WRITTEN PROBLEM: Identify all lines in the data containing the string "into". Copy them out.

[begin THE INPUT]

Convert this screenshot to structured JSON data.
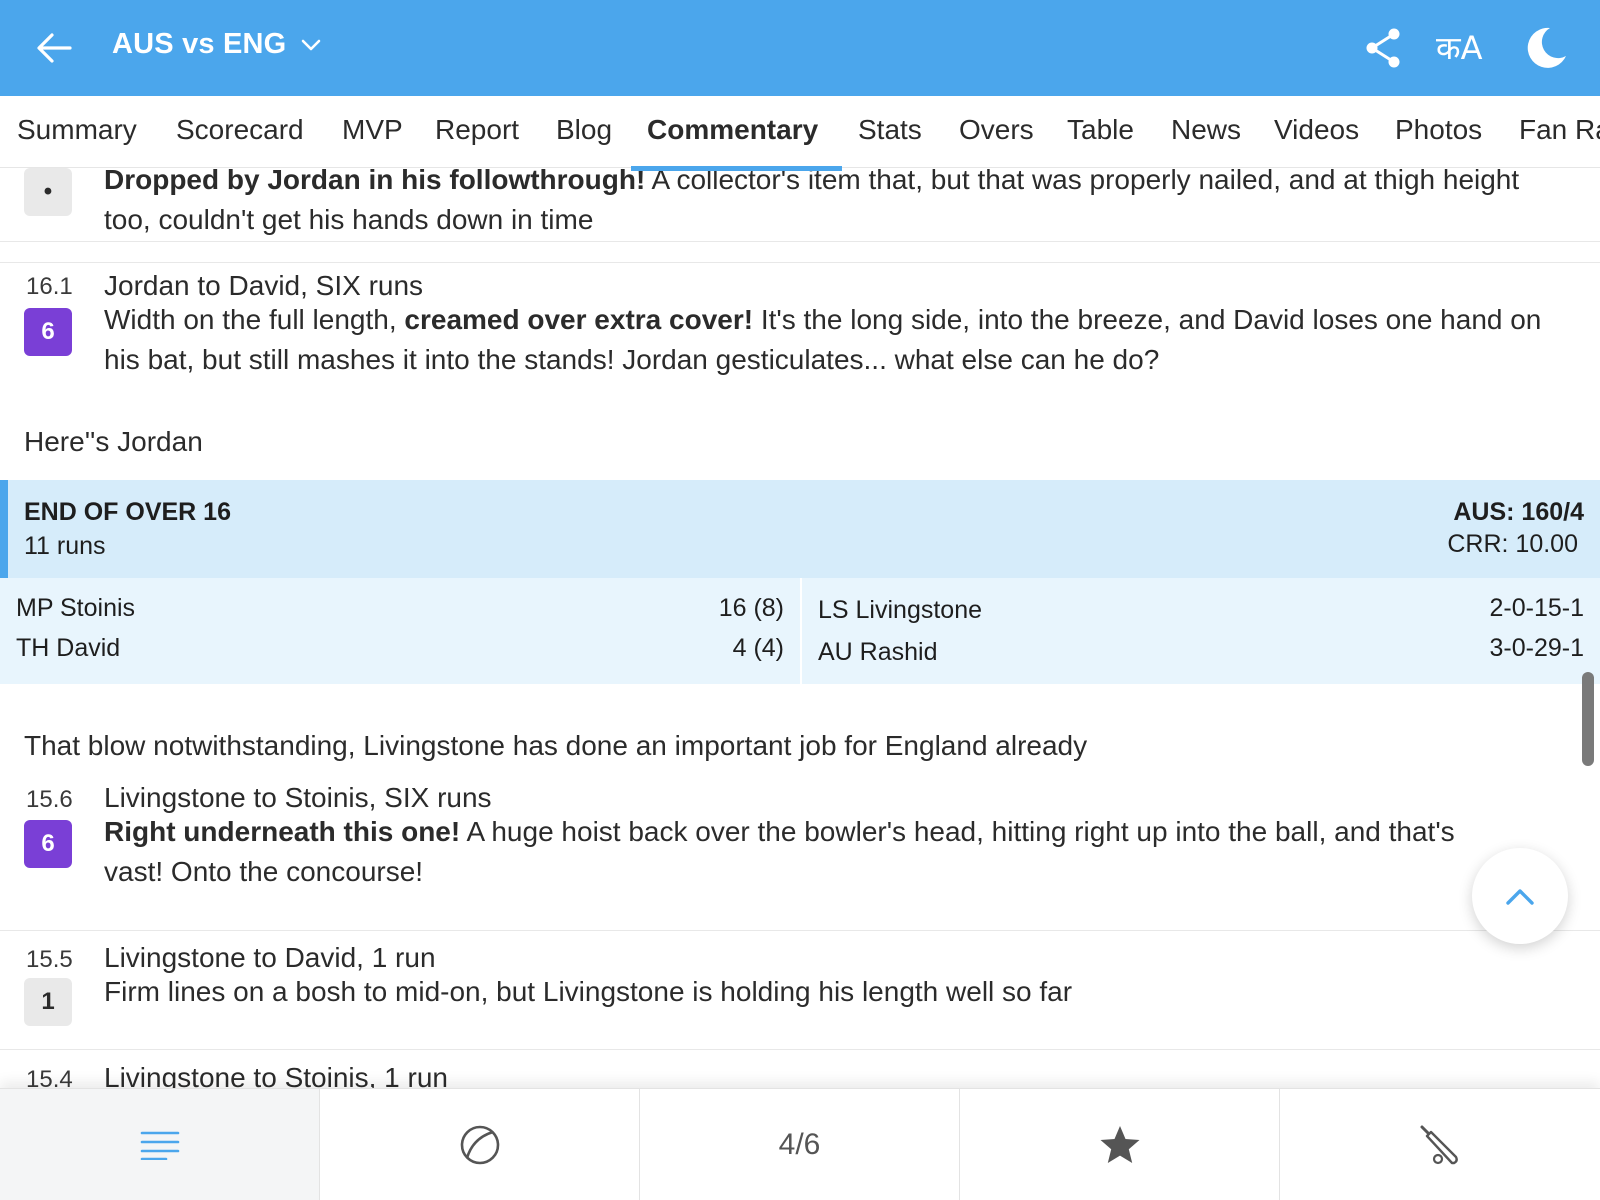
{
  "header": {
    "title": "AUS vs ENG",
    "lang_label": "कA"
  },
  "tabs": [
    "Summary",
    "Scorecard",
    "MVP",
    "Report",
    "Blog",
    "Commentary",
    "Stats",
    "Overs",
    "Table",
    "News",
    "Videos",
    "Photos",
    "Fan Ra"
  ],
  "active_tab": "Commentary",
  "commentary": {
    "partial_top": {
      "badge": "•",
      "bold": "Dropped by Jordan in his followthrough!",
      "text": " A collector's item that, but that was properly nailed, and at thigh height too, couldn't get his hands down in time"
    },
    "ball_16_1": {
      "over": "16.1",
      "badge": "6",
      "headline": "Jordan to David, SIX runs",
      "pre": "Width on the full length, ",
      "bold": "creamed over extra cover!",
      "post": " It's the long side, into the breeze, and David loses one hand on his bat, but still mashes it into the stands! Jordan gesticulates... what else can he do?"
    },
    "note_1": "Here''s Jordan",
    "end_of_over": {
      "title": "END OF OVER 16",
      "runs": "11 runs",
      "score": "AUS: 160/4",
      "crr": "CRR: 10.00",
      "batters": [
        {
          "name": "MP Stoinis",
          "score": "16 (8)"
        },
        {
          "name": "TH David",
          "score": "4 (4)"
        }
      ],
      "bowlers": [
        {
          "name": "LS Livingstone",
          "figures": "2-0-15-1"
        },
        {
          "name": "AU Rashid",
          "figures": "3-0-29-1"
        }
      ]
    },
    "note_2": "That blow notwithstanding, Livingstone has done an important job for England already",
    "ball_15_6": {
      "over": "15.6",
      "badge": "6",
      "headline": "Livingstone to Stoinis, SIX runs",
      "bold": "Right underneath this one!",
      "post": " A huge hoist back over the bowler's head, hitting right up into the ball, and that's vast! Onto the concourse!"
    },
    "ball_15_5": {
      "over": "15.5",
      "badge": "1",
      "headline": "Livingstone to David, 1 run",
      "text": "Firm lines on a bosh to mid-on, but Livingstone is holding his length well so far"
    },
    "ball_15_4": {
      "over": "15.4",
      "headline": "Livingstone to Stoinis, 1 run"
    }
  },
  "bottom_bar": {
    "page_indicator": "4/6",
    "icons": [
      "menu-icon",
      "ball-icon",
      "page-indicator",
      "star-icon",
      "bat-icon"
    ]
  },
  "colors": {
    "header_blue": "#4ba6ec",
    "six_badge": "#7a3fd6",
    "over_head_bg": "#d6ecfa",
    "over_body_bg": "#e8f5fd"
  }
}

[end THE INPUT]
[begin THE INPUT]

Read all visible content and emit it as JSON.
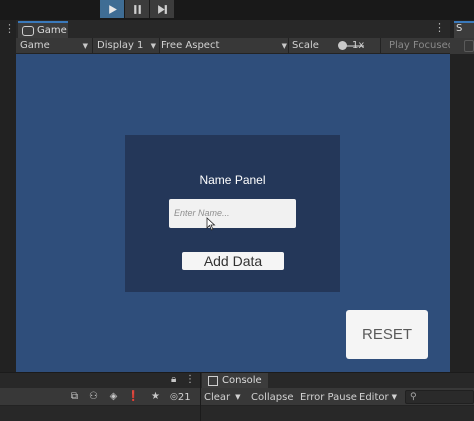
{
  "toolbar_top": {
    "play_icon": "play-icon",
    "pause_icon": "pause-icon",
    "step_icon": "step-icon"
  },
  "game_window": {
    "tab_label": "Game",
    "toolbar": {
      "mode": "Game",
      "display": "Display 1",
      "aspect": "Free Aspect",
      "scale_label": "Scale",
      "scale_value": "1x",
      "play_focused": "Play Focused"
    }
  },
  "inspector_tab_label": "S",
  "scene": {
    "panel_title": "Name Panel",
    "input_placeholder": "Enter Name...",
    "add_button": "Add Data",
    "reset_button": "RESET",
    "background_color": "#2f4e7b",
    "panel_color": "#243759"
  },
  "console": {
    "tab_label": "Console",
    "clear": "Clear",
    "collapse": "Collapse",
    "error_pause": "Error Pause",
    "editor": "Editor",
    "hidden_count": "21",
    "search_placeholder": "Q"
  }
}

[end THE INPUT]

RESPONSE:
      "post": " It's the long side, into the breeze, and David loses one hand on his bat, but still mashes it into the stands! Jordan gesticulates... what else can he do?"
      "post": " A huge hoist back over the bowler's head, hitting right up into the ball, and that's vast! Onto the concourse!"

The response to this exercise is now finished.